**DIRECTION:** Extract, from the listing that follows, each line containing the word "name".

**DATASET:**
═══

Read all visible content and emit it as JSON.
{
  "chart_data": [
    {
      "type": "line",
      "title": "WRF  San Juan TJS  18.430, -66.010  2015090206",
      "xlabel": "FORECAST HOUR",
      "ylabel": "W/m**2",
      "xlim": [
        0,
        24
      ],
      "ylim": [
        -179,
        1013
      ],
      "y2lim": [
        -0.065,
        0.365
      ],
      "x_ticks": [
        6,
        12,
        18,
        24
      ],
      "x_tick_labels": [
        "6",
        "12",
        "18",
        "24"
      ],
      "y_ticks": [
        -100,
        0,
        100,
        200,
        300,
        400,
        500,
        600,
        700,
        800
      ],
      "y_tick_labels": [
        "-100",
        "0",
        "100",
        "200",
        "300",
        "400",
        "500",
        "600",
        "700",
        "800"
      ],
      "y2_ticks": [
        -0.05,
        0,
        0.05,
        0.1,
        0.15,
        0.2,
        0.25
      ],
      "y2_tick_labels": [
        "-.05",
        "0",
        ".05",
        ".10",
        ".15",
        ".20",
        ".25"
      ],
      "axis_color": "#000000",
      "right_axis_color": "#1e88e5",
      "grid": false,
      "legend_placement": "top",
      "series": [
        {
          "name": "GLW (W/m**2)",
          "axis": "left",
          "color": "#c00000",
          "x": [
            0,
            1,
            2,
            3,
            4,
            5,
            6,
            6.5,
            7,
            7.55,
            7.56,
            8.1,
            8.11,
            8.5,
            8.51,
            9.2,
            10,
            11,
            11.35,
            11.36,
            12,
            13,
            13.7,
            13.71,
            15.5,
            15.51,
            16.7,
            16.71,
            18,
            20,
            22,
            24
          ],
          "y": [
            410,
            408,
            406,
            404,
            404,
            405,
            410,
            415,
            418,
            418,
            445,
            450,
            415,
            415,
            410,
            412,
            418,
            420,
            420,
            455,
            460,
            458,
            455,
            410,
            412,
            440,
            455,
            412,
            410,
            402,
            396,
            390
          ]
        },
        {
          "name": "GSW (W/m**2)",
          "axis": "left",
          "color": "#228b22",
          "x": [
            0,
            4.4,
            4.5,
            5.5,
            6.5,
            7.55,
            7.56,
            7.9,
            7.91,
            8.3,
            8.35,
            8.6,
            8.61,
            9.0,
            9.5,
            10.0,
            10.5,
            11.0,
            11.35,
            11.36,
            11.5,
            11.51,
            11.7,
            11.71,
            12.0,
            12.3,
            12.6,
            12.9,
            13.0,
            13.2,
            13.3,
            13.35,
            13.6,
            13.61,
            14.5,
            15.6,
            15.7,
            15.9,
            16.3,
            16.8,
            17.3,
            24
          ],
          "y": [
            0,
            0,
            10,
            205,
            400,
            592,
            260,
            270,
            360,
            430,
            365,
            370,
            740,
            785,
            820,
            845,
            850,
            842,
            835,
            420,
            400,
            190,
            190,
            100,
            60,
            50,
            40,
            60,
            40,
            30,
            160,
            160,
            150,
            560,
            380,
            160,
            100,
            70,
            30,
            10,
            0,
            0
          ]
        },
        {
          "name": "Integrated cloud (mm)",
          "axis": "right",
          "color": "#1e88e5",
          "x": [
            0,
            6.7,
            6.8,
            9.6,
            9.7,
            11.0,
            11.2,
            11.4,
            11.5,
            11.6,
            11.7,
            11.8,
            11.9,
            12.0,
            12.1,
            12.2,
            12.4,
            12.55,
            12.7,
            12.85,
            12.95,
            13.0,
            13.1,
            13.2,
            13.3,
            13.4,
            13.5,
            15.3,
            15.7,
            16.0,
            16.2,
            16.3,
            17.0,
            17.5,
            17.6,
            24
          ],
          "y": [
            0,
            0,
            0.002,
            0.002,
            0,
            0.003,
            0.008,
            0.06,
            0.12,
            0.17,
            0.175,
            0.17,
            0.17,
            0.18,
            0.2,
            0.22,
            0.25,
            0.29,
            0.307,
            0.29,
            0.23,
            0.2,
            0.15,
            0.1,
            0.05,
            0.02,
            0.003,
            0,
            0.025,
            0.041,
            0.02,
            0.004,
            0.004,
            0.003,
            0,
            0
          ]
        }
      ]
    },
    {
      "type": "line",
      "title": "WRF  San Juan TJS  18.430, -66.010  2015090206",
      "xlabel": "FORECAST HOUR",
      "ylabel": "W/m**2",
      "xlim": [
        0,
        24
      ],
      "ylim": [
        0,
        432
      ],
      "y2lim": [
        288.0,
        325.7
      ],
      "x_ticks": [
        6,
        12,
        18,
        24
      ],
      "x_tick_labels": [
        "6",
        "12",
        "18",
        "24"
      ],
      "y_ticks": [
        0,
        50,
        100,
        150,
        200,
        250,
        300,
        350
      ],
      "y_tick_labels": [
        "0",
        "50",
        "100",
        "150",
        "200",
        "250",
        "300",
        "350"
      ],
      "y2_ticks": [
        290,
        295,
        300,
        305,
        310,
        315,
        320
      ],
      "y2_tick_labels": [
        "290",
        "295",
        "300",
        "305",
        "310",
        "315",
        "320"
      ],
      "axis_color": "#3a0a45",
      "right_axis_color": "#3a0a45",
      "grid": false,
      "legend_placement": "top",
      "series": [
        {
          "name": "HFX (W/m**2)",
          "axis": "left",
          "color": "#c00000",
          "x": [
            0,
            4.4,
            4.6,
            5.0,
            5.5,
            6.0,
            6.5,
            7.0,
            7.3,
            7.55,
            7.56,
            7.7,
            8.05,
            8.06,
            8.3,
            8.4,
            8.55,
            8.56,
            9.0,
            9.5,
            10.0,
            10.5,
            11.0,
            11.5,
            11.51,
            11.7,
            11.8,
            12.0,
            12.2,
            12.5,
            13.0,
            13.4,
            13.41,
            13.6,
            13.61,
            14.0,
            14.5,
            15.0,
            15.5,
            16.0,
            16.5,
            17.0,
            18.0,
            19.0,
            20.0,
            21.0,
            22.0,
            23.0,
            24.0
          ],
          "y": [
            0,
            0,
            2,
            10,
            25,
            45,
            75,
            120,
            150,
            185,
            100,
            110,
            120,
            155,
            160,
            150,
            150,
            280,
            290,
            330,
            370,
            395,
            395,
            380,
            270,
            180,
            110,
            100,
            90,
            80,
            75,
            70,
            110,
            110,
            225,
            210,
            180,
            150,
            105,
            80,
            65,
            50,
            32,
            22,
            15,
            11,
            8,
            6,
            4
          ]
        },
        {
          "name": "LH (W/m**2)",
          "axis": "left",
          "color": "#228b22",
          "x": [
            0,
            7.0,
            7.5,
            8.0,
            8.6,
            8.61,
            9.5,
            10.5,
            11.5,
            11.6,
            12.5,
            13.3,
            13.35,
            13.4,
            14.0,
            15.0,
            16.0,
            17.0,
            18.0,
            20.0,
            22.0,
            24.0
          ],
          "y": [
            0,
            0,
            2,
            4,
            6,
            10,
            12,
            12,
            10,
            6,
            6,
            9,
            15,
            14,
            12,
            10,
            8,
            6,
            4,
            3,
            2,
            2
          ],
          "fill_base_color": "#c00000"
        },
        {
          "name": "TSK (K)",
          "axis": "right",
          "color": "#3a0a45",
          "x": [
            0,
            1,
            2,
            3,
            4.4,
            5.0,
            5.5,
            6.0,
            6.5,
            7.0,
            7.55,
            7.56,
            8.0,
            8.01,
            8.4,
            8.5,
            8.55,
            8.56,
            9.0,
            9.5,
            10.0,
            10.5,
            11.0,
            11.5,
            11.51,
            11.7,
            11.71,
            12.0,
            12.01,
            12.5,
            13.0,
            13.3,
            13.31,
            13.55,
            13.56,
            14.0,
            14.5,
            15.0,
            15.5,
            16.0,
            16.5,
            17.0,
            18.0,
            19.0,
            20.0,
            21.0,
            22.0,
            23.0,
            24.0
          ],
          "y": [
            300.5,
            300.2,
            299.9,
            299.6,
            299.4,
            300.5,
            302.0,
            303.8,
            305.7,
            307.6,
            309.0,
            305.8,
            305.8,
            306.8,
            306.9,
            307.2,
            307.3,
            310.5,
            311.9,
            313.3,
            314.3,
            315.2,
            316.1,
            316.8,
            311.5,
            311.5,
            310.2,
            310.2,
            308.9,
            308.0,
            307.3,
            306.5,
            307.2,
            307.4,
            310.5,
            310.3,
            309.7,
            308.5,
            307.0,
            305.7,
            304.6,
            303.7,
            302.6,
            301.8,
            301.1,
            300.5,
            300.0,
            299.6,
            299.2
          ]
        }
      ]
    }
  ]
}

═══

**EXERCISE RESULT:**
          "name": "GLW (W/m**2)",
          "name": "GSW (W/m**2)",
          "name": "Integrated cloud (mm)",
          "name": "HFX (W/m**2)",
          "name": "LH (W/m**2)",
          "name": "TSK (K)",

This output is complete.